Little debris remained on land, as is usually the case with many eruptions of this size, meaning they effectively disappear from the terrestrial archive. Scientists suspect that the most accurate data on the eruption, and comparable past eruptions, lies within the nearby fjords. And, while it is easy for scientists to reconstruct the terrestrial impacts of the eruption, little is known about how the massive debris flows impacted the local marine environment and the response and recovery of local marine ecosystems.
The vibracore
To reconstruct the eruption’s marine impacts, the team will use ROV SuBastian and specialized equipment called a vibracore, a coring system for effectively capturing undisturbed and unconsolidated sediments. The ROV will allow coring sites to be carefully selected.
The vibracore works by vibrating into the seafloor at a high frequency and low amplitude, moving sediment into the core in a pristine condition by liquifying the sediment around it. Fine layers are preserved in the core, capturing moments from geologic time like earthquakes, floods, and eruptions.
Vibracores are especially effective for studying fine-scale events in the geologic record. Many other coring methods, like push and gravity cores, compress the sediment, altering the fine layers within the sample. The vibracore is also less likely to fail than other coring methods that occasionally eject samples or cannot penetrate more compacted and hard sediments.
The deep geologic past
Predicting eruptions like Chaitén is challenging for volcanologists. While some volcanoes show signs they are close to bursting, like frequent earthquakes or swelling at the volcano summit, other eruptions like Chaitén can happen with a very rapid onset. Even when the precursory signals of ascending magma can be detected, there are no exact indicators for scientists to predict how catastrophic an eruption will be.

EXERCISE TASKS:
1. Which events does the passage on the vibracore and the Chaitén eruption say the fine layers in a core can capture?
2. Continue the passage on the vibracore and the Chaitén eruption, picking up after its last sentence.

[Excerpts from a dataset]
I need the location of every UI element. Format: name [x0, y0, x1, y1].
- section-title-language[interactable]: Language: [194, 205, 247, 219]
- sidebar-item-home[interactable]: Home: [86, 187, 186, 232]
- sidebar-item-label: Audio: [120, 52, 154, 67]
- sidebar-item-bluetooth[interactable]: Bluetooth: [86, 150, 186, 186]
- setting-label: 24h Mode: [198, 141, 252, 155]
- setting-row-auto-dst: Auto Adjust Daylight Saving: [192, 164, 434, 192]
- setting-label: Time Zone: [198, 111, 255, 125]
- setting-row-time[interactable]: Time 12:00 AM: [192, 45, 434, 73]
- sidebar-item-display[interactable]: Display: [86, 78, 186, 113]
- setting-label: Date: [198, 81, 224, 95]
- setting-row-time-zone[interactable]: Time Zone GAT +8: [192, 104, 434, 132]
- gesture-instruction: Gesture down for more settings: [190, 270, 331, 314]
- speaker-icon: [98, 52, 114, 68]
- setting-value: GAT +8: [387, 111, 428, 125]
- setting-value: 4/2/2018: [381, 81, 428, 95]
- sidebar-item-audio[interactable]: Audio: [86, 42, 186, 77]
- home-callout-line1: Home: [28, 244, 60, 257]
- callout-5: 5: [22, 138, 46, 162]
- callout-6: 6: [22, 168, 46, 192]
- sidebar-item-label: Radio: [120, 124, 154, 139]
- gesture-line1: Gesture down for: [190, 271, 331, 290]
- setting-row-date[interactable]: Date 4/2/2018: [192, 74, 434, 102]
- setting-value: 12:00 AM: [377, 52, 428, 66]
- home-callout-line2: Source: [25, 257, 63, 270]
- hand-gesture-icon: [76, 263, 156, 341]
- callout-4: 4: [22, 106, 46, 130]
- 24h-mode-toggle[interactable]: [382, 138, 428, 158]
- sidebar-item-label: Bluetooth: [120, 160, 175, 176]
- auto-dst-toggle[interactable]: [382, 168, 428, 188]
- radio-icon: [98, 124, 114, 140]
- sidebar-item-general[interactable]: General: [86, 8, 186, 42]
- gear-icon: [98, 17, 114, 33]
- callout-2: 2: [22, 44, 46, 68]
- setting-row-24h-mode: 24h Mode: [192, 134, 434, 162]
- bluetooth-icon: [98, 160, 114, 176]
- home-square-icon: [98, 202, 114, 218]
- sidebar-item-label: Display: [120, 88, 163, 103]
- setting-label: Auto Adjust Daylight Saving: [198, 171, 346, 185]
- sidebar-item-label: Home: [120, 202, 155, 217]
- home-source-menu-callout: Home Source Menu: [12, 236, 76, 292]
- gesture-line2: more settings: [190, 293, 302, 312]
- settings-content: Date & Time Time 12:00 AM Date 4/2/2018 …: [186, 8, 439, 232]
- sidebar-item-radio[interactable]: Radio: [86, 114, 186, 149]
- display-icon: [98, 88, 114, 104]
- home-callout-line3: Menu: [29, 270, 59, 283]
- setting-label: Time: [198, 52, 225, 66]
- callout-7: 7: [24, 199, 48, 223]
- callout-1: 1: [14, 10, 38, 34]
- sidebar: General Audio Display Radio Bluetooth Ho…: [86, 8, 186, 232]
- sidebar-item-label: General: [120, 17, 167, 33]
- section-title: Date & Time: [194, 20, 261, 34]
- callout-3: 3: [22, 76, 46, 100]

YOUR RESPONSES:
1. Earthquakes, floods, and eruptions.

2.
Chile is a region rich in seismic and volcanic activity, with more than 500 volcanoes, of which experts believe 100 are active. Watt and his team hope that beyond reconstructing the Chaitén event, their work will provide a route to reconstructing a more complete history of eruptions within Southern Chile. They will take cores throughout Chile’s inner sea, moving from close to Chaíten towards the Pacific. By coring the entire sea, they will examine how the lahars impacted the surrounding estuarine and marine environments. Marine biologists and microbiologists will join the expedition to research how the volcano impacted the local ecosystem and how these ecosystems have recovered since 2008. Oceanographers will also join the expedition, using observations collected throughout the survey better to understand marine processes in this relatively little-studied area.
Beyond studying the direct impact of this eruption, the science team will also examine the 2015 Calbuco Eruption, which is a smaller but comparable event to Chaitén. The research will help determine how eruptions are preserved in the sedimentary archive, enabling the reconstruction of events beyond the human historical record. Through this work, they aim to better comprehend southern Chile’s volcanic behavior, potentially finding strong indicators for predicting catastrophic eruptions.
On ten-thousand-year timescales, a prevailing hypothesis is that the melting of ice sheets at the end of the last glaciation reduced the weight pressing down on the Earth’s crust beneath these volcanoes, leading to a period of more frequent and violent eruptions. On present-day timescales, the retreat of glaciers due to climate change may also impact the size and style of volcanic eruptions, including lahar-generating events. A better understanding of past volcanic events will help improve capacity to prepare for future eruptions in southern Chile.